(Material for this task)
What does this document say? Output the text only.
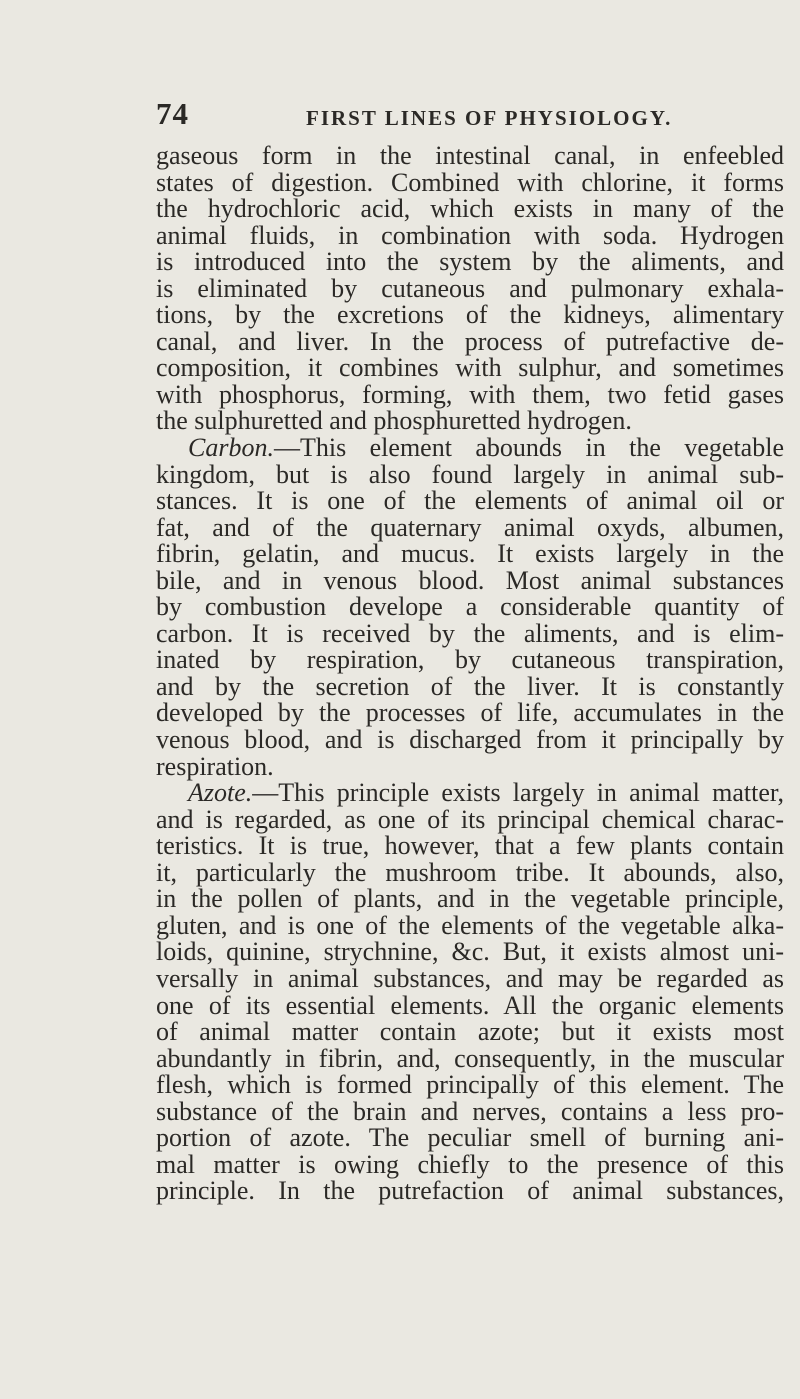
74	FIRST LINES OF PHYSIOLOGY.
gaseous form in the intestinal canal, in enfeebled
states of digestion. Combined with chlorine, it forms
the hydrochloric acid, which exists in many of the
animal fluids, in combination with soda. Hydrogen
is introduced into the system by the aliments, and
is eliminated by cutaneous and pulmonary exhala-
tions, by the excretions of the kidneys, alimentary
canal, and liver. In the process of putrefactive de-
composition, it combines with sulphur, and sometimes
with phosphorus, forming, with them, two fetid gases
the sulphuretted and phosphuretted hydrogen.
Carbon.—This element abounds in the vegetable
kingdom, but is also found largely in animal sub-
stances. It is one of the elements of animal oil or
fat, and of the quaternary animal oxyds, albumen,
fibrin, gelatin, and mucus. It exists largely in the
bile, and in venous blood. Most animal substances
by combustion develope a considerable quantity of
carbon. It is received by the aliments, and is elim-
inated by respiration, by cutaneous transpiration,
and by the secretion of the liver. It is constantly
developed by the processes of life, accumulates in the
venous blood, and is discharged from it principally by
respiration.
Azote.—This principle exists largely in animal matter,
and is regarded, as one of its principal chemical charac-
teristics. It is true, however, that a few plants contain
it, particularly the mushroom tribe. It abounds, also,
in the pollen of plants, and in the vegetable principle,
gluten, and is one of the elements of the vegetable alka-
loids, quinine, strychnine, &c. But, it exists almost uni-
versally in animal substances, and may be regarded as
one of its essential elements. All the organic elements
of animal matter contain azote; but it exists most
abundantly in fibrin, and, consequently, in the muscular
flesh, which is formed principally of this element. The
substance of the brain and nerves, contains a less pro-
portion of azote. The peculiar smell of burning ani-
mal matter is owing chiefly to the presence of this
principle. In the putrefaction of animal substances,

(Goal)
Omit the images and transcribe all of the records above word for word.

(Expected answer)
What does this document say? Output the text only.
74	FIRST LINES OF PHYSIOLOGY.
gaseous form in the intestinal canal, in enfeebled
states of digestion. Combined with chlorine, it forms
the hydrochloric acid, which exists in many of the
animal fluids, in combination with soda. Hydrogen
is introduced into the system by the aliments, and
is eliminated by cutaneous and pulmonary exhala-
tions, by the excretions of the kidneys, alimentary
canal, and liver. In the process of putrefactive de-
composition, it combines with sulphur, and sometimes
with phosphorus, forming, with them, two fetid gases
the sulphuretted and phosphuretted hydrogen.
Carbon.—This element abounds in the vegetable
kingdom, but is also found largely in animal sub-
stances. It is one of the elements of animal oil or
fat, and of the quaternary animal oxyds, albumen,
fibrin, gelatin, and mucus. It exists largely in the
bile, and in venous blood. Most animal substances
by combustion develope a considerable quantity of
carbon. It is received by the aliments, and is elim-
inated by respiration, by cutaneous transpiration,
and by the secretion of the liver. It is constantly
developed by the processes of life, accumulates in the
venous blood, and is discharged from it principally by
respiration.
Azote.—This principle exists largely in animal matter,
and is regarded, as one of its principal chemical charac-
teristics. It is true, however, that a few plants contain
it, particularly the mushroom tribe. It abounds, also,
in the pollen of plants, and in the vegetable principle,
gluten, and is one of the elements of the vegetable alka-
loids, quinine, strychnine, &c. But, it exists almost uni-
versally in animal substances, and may be regarded as
one of its essential elements. All the organic elements
of animal matter contain azote; but it exists most
abundantly in fibrin, and, consequently, in the muscular
flesh, which is formed principally of this element. The
substance of the brain and nerves, contains a less pro-
portion of azote. The peculiar smell of burning ani-
mal matter is owing chiefly to the presence of this
principle. In the putrefaction of animal substances,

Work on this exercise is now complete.